**What the exercise asks**. Identify each line holding the string "JSON" and copy it.

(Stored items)
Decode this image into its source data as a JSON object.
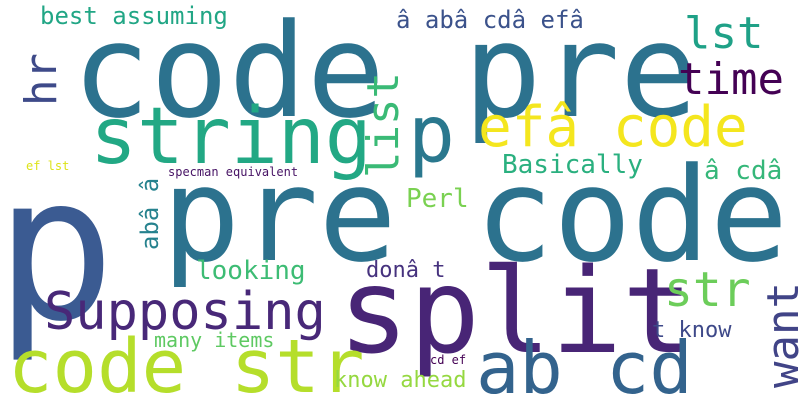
{
  "words": [
    {
      "text": "p",
      "color": "#3b5b92"
    },
    {
      "text": "pre code",
      "color": "#2c728e"
    },
    {
      "text": "code pre",
      "color": "#2c728e"
    },
    {
      "text": "split",
      "color": "#482576"
    },
    {
      "text": "code str",
      "color": "#b5de2b"
    },
    {
      "text": "ab cd",
      "color": "#33638d"
    },
    {
      "text": "string",
      "color": "#22a884"
    },
    {
      "text": "p",
      "color": "#2a788e"
    },
    {
      "text": "efâ code",
      "color": "#f4e61e"
    },
    {
      "text": "Supposing",
      "color": "#482878"
    },
    {
      "text": "time",
      "color": "#440154"
    },
    {
      "text": "lst",
      "color": "#1fa187"
    },
    {
      "text": "list",
      "color": "#3aba76"
    },
    {
      "text": "hr",
      "color": "#3e4a89"
    },
    {
      "text": "str",
      "color": "#6ccd5a"
    },
    {
      "text": "want",
      "color": "#414487"
    },
    {
      "text": "Basically",
      "color": "#2ab07f"
    },
    {
      "text": "â cdâ",
      "color": "#35b779"
    },
    {
      "text": "Perl",
      "color": "#7ad151"
    },
    {
      "text": "best assuming",
      "color": "#21a685"
    },
    {
      "text": "â abâ cdâ efâ",
      "color": "#3b528b"
    },
    {
      "text": "abâ â",
      "color": "#26828e"
    },
    {
      "text": "looking",
      "color": "#3dbc74"
    },
    {
      "text": "donâ t",
      "color": "#46327e"
    },
    {
      "text": "t know",
      "color": "#3e4989"
    },
    {
      "text": "many items",
      "color": "#5ec962"
    },
    {
      "text": "know ahead",
      "color": "#95d840"
    },
    {
      "text": "specman equivalent",
      "color": "#471365"
    },
    {
      "text": "cd ef",
      "color": "#440154"
    },
    {
      "text": "ef lst",
      "color": "#dde318"
    }
  ]
}
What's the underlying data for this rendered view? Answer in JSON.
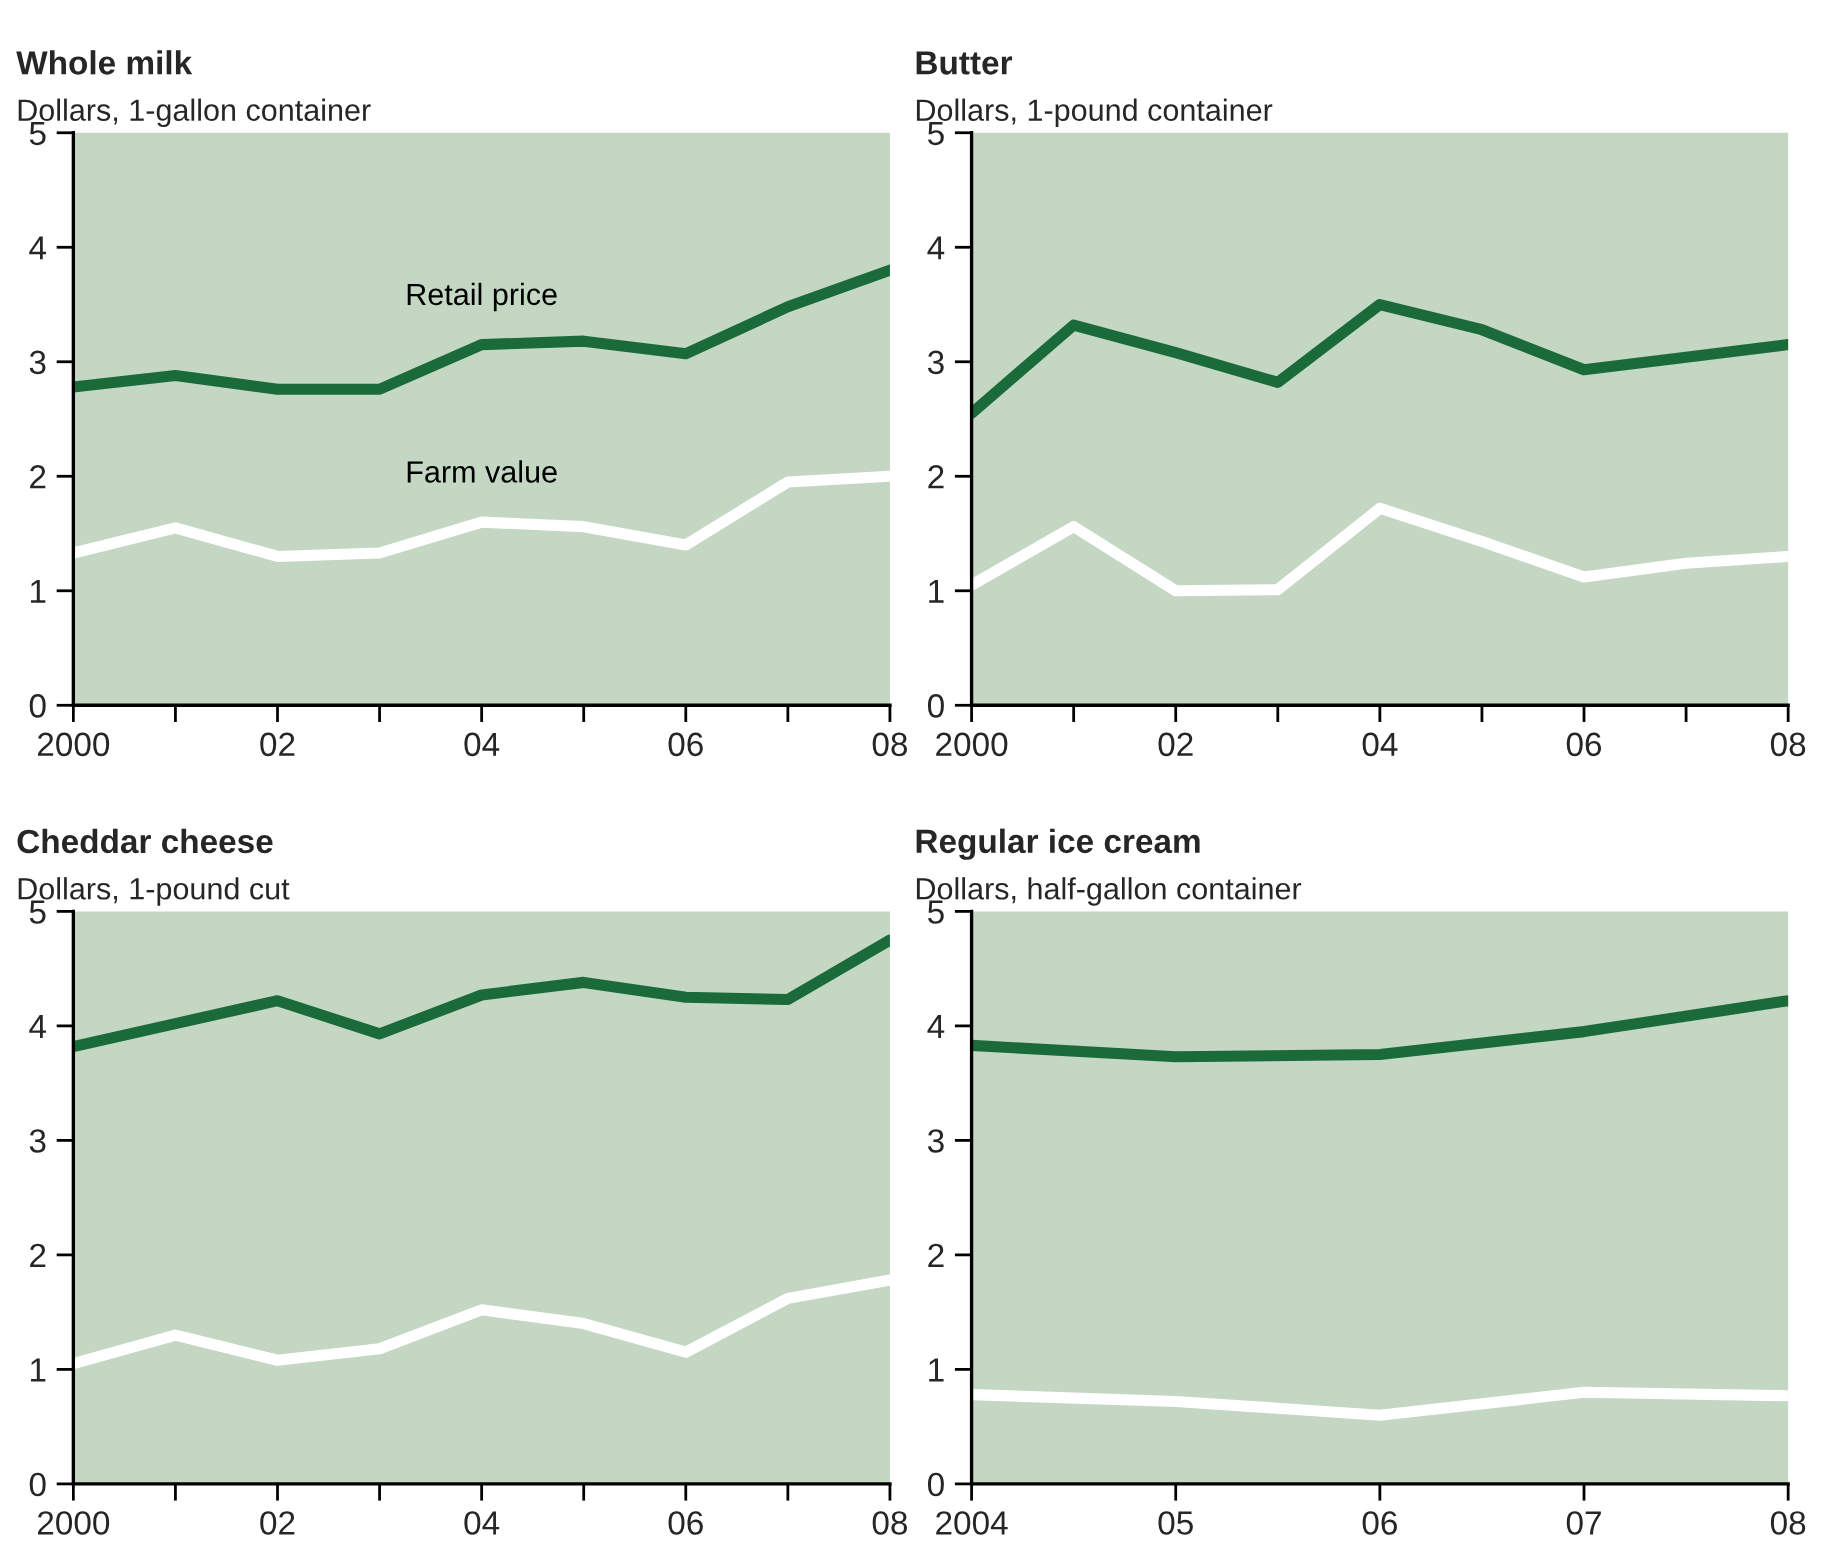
{
  "chart_data": [
    {
      "type": "line",
      "title": "Whole milk",
      "subtitle": "Dollars, 1-gallon container",
      "x": [
        2000,
        2001,
        2002,
        2003,
        2004,
        2005,
        2006,
        2007,
        2008
      ],
      "series": [
        {
          "name": "Retail price",
          "color": "#1b6b3a",
          "values": [
            2.78,
            2.88,
            2.76,
            2.76,
            3.15,
            3.18,
            3.07,
            3.48,
            3.8
          ]
        },
        {
          "name": "Farm value",
          "color": "#ffffff",
          "values": [
            1.33,
            1.55,
            1.3,
            1.33,
            1.6,
            1.56,
            1.4,
            1.95,
            2.0
          ]
        }
      ],
      "xlim": [
        2000,
        2008
      ],
      "xticks": [
        {
          "value": 2000,
          "label": "2000"
        },
        {
          "value": 2001,
          "label": null
        },
        {
          "value": 2002,
          "label": "02"
        },
        {
          "value": 2003,
          "label": null
        },
        {
          "value": 2004,
          "label": "04"
        },
        {
          "value": 2005,
          "label": null
        },
        {
          "value": 2006,
          "label": "06"
        },
        {
          "value": 2007,
          "label": null
        },
        {
          "value": 2008,
          "label": "08"
        }
      ],
      "ylim": [
        0,
        5
      ],
      "yticks": [
        0,
        1,
        2,
        3,
        4,
        5
      ],
      "grid": false,
      "legend": false,
      "marker": "none",
      "line_style": "solid"
    },
    {
      "type": "line",
      "title": "Butter",
      "subtitle": "Dollars, 1-pound container",
      "x": [
        2000,
        2001,
        2002,
        2003,
        2004,
        2005,
        2006,
        2007,
        2008
      ],
      "series": [
        {
          "color": "#1b6b3a",
          "values": [
            2.55,
            3.32,
            3.08,
            2.82,
            3.5,
            3.28,
            2.93,
            3.04,
            3.15
          ]
        },
        {
          "color": "#ffffff",
          "values": [
            1.05,
            1.56,
            1.0,
            1.01,
            1.72,
            1.43,
            1.12,
            1.24,
            1.3
          ]
        }
      ],
      "xlim": [
        2000,
        2008
      ],
      "xticks": [
        {
          "value": 2000,
          "label": "2000"
        },
        {
          "value": 2001,
          "label": null
        },
        {
          "value": 2002,
          "label": "02"
        },
        {
          "value": 2003,
          "label": null
        },
        {
          "value": 2004,
          "label": "04"
        },
        {
          "value": 2005,
          "label": null
        },
        {
          "value": 2006,
          "label": "06"
        },
        {
          "value": 2007,
          "label": null
        },
        {
          "value": 2008,
          "label": "08"
        }
      ],
      "ylim": [
        0,
        5
      ],
      "yticks": [
        0,
        1,
        2,
        3,
        4,
        5
      ],
      "grid": false,
      "legend": false,
      "marker": "none",
      "line_style": "solid"
    },
    {
      "type": "line",
      "title": "Cheddar cheese",
      "subtitle": "Dollars, 1-pound cut",
      "x": [
        2000,
        2001,
        2002,
        2003,
        2004,
        2005,
        2006,
        2007,
        2008
      ],
      "series": [
        {
          "color": "#1b6b3a",
          "values": [
            3.82,
            4.02,
            4.22,
            3.93,
            4.27,
            4.38,
            4.25,
            4.23,
            4.75
          ]
        },
        {
          "color": "#ffffff",
          "values": [
            1.05,
            1.3,
            1.08,
            1.18,
            1.52,
            1.4,
            1.15,
            1.62,
            1.78
          ]
        }
      ],
      "xlim": [
        2000,
        2008
      ],
      "xticks": [
        {
          "value": 2000,
          "label": "2000"
        },
        {
          "value": 2001,
          "label": null
        },
        {
          "value": 2002,
          "label": "02"
        },
        {
          "value": 2003,
          "label": null
        },
        {
          "value": 2004,
          "label": "04"
        },
        {
          "value": 2005,
          "label": null
        },
        {
          "value": 2006,
          "label": "06"
        },
        {
          "value": 2007,
          "label": null
        },
        {
          "value": 2008,
          "label": "08"
        }
      ],
      "ylim": [
        0,
        5
      ],
      "yticks": [
        0,
        1,
        2,
        3,
        4,
        5
      ],
      "grid": false,
      "legend": false,
      "marker": "none",
      "line_style": "solid"
    },
    {
      "type": "line",
      "title": "Regular ice cream",
      "subtitle": "Dollars, half-gallon container",
      "x": [
        2004,
        2005,
        2006,
        2007,
        2008
      ],
      "series": [
        {
          "color": "#1b6b3a",
          "values": [
            3.83,
            3.73,
            3.75,
            3.95,
            4.22
          ]
        },
        {
          "color": "#ffffff",
          "values": [
            0.78,
            0.72,
            0.6,
            0.8,
            0.77
          ]
        }
      ],
      "xlim": [
        2004,
        2008
      ],
      "xticks": [
        {
          "value": 2004,
          "label": "2004"
        },
        {
          "value": 2005,
          "label": "05"
        },
        {
          "value": 2006,
          "label": "06"
        },
        {
          "value": 2007,
          "label": "07"
        },
        {
          "value": 2008,
          "label": "08"
        }
      ],
      "ylim": [
        0,
        5
      ],
      "yticks": [
        0,
        1,
        2,
        3,
        4,
        5
      ],
      "grid": false,
      "legend": false,
      "marker": "none",
      "line_style": "solid"
    }
  ]
}
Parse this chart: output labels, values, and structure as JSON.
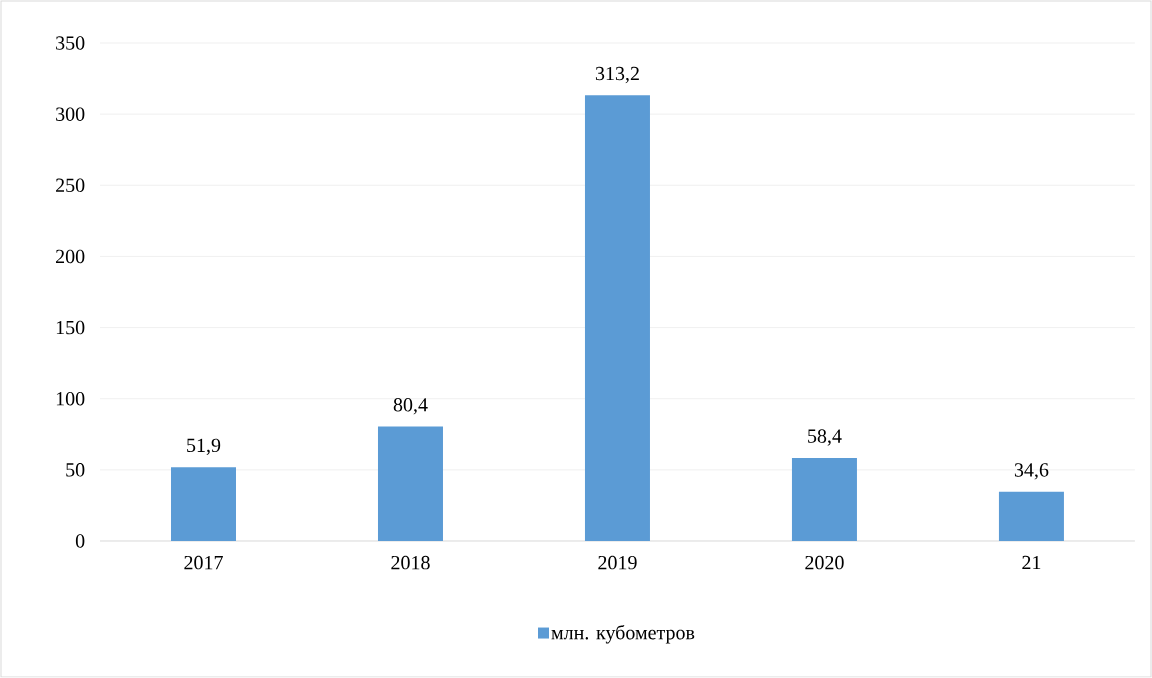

**Solution to the exercise**.
Decode this image into its source data as a JSON object.
What's the underlying data for this rendered view? Answer in JSON.
Parse this chart: output labels, values, and structure as JSON.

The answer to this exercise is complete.